▶ THE REQUEST:
Copy all the material below, exactly as it stands.

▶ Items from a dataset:
## Start

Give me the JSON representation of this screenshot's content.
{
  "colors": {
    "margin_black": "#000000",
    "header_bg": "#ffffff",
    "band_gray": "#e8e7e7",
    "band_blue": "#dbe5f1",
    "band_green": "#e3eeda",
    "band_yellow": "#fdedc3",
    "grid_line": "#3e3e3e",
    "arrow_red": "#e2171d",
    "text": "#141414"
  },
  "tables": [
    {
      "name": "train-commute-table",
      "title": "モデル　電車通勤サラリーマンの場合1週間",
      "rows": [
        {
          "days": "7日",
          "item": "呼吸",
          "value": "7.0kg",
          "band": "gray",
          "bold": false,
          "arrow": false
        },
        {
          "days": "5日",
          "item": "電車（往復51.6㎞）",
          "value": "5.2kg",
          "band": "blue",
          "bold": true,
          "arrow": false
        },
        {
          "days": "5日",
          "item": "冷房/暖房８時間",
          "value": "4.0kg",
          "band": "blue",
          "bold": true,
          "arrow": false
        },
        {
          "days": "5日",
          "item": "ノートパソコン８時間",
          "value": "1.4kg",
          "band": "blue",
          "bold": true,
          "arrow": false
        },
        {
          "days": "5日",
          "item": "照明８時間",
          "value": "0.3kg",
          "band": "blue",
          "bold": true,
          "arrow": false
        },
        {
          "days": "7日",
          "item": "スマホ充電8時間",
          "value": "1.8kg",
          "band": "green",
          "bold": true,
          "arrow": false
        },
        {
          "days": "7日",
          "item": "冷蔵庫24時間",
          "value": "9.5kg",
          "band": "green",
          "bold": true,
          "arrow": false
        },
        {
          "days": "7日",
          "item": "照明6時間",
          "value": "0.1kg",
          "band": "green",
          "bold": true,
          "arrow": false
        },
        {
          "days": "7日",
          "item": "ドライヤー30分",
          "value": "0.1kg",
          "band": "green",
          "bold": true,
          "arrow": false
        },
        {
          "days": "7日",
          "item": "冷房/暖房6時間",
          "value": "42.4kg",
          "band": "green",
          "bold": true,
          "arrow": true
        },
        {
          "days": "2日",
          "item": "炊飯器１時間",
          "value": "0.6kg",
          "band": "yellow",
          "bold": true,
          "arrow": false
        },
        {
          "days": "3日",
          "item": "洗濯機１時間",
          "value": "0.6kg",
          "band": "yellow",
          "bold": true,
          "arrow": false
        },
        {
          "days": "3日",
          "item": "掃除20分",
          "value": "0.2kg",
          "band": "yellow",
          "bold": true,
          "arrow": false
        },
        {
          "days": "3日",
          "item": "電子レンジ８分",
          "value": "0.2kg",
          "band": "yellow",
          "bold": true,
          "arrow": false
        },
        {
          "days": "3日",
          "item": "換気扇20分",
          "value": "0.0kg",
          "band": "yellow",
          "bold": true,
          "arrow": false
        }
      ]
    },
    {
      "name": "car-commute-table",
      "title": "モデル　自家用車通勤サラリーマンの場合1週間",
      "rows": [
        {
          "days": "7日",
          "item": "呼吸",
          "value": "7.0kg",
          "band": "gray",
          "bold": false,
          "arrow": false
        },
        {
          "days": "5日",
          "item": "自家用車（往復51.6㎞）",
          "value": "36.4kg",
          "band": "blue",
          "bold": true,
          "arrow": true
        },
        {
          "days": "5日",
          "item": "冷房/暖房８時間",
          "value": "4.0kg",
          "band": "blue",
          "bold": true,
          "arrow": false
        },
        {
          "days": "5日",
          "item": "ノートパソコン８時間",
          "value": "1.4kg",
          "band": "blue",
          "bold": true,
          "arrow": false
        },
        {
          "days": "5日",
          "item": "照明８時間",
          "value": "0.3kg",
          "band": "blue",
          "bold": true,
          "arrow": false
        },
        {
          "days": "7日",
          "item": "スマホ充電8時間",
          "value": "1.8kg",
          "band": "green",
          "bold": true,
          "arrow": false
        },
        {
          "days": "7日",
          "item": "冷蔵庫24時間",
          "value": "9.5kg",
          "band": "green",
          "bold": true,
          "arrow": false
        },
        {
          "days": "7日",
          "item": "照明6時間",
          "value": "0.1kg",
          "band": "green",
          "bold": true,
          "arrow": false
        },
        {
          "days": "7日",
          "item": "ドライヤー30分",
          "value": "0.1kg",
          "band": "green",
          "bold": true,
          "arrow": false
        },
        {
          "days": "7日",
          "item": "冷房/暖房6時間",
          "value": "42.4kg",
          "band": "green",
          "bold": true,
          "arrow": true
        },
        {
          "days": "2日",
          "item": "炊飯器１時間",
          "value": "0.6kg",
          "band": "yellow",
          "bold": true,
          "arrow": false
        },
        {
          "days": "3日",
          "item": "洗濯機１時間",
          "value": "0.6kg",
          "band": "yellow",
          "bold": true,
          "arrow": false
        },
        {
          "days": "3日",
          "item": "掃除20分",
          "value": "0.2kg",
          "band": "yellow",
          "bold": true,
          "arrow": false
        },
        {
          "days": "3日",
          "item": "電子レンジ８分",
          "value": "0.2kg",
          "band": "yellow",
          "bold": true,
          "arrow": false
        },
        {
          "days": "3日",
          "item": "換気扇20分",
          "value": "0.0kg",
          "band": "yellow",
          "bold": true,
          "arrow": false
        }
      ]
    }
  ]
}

## End

▶ THE COMPLETED TASK:
Give me the JSON representation of this screenshot's content.
{
  "colors": {
    "margin_black": "#000000",
    "header_bg": "#ffffff",
    "band_gray": "#e8e7e7",
    "band_blue": "#dbe5f1",
    "band_green": "#e3eeda",
    "band_yellow": "#fdedc3",
    "grid_line": "#3e3e3e",
    "arrow_red": "#e2171d",
    "text": "#141414"
  },
  "tables": [
    {
      "name": "train-commute-table",
      "title": "モデル　電車通勤サラリーマンの場合1週間",
      "rows": [
        {
          "days": "7日",
          "item": "呼吸",
          "value": "7.0kg",
          "band": "gray",
          "bold": false,
          "arrow": false
        },
        {
          "days": "5日",
          "item": "電車（往復51.6㎞）",
          "value": "5.2kg",
          "band": "blue",
          "bold": true,
          "arrow": false
        },
        {
          "days": "5日",
          "item": "冷房/暖房８時間",
          "value": "4.0kg",
          "band": "blue",
          "bold": true,
          "arrow": false
        },
        {
          "days": "5日",
          "item": "ノートパソコン８時間",
          "value": "1.4kg",
          "band": "blue",
          "bold": true,
          "arrow": false
        },
        {
          "days": "5日",
          "item": "照明８時間",
          "value": "0.3kg",
          "band": "blue",
          "bold": true,
          "arrow": false
        },
        {
          "days": "7日",
          "item": "スマホ充電8時間",
          "value": "1.8kg",
          "band": "green",
          "bold": true,
          "arrow": false
        },
        {
          "days": "7日",
          "item": "冷蔵庫24時間",
          "value": "9.5kg",
          "band": "green",
          "bold": true,
          "arrow": false
        },
        {
          "days": "7日",
          "item": "照明6時間",
          "value": "0.1kg",
          "band": "green",
          "bold": true,
          "arrow": false
        },
        {
          "days": "7日",
          "item": "ドライヤー30分",
          "value": "0.1kg",
          "band": "green",
          "bold": true,
          "arrow": false
        },
        {
          "days": "7日",
          "item": "冷房/暖房6時間",
          "value": "42.4kg",
          "band": "green",
          "bold": true,
          "arrow": true
        },
        {
          "days": "2日",
          "item": "炊飯器１時間",
          "value": "0.6kg",
          "band": "yellow",
          "bold": true,
          "arrow": false
        },
        {
          "days": "3日",
          "item": "洗濯機１時間",
          "value": "0.6kg",
          "band": "yellow",
          "bold": true,
          "arrow": false
        },
        {
          "days": "3日",
          "item": "掃除20分",
          "value": "0.2kg",
          "band": "yellow",
          "bold": true,
          "arrow": false
        },
        {
          "days": "3日",
          "item": "電子レンジ８分",
          "value": "0.2kg",
          "band": "yellow",
          "bold": true,
          "arrow": false
        },
        {
          "days": "3日",
          "item": "換気扇20分",
          "value": "0.0kg",
          "band": "yellow",
          "bold": true,
          "arrow": false
        }
      ]
    },
    {
      "name": "car-commute-table",
      "title": "モデル　自家用車通勤サラリーマンの場合1週間",
      "rows": [
        {
          "days": "7日",
          "item": "呼吸",
          "value": "7.0kg",
          "band": "gray",
          "bold": false,
          "arrow": false
        },
        {
          "days": "5日",
          "item": "自家用車（往復51.6㎞）",
          "value": "36.4kg",
          "band": "blue",
          "bold": true,
          "arrow": true
        },
        {
          "days": "5日",
          "item": "冷房/暖房８時間",
          "value": "4.0kg",
          "band": "blue",
          "bold": true,
          "arrow": false
        },
        {
          "days": "5日",
          "item": "ノートパソコン８時間",
          "value": "1.4kg",
          "band": "blue",
          "bold": true,
          "arrow": false
        },
        {
          "days": "5日",
          "item": "照明８時間",
          "value": "0.3kg",
          "band": "blue",
          "bold": true,
          "arrow": false
        },
        {
          "days": "7日",
          "item": "スマホ充電8時間",
          "value": "1.8kg",
          "band": "green",
          "bold": true,
          "arrow": false
        },
        {
          "days": "7日",
          "item": "冷蔵庫24時間",
          "value": "9.5kg",
          "band": "green",
          "bold": true,
          "arrow": false
        },
        {
          "days": "7日",
          "item": "照明6時間",
          "value": "0.1kg",
          "band": "green",
          "bold": true,
          "arrow": false
        },
        {
          "days": "7日",
          "item": "ドライヤー30分",
          "value": "0.1kg",
          "band": "green",
          "bold": true,
          "arrow": false
        },
        {
          "days": "7日",
          "item": "冷房/暖房6時間",
          "value": "42.4kg",
          "band": "green",
          "bold": true,
          "arrow": true
        },
        {
          "days": "2日",
          "item": "炊飯器１時間",
          "value": "0.6kg",
          "band": "yellow",
          "bold": true,
          "arrow": false
        },
        {
          "days": "3日",
          "item": "洗濯機１時間",
          "value": "0.6kg",
          "band": "yellow",
          "bold": true,
          "arrow": false
        },
        {
          "days": "3日",
          "item": "掃除20分",
          "value": "0.2kg",
          "band": "yellow",
          "bold": true,
          "arrow": false
        },
        {
          "days": "3日",
          "item": "電子レンジ８分",
          "value": "0.2kg",
          "band": "yellow",
          "bold": true,
          "arrow": false
        },
        {
          "days": "3日",
          "item": "換気扇20分",
          "value": "0.0kg",
          "band": "yellow",
          "bold": true,
          "arrow": false
        }
      ]
    }
  ]
}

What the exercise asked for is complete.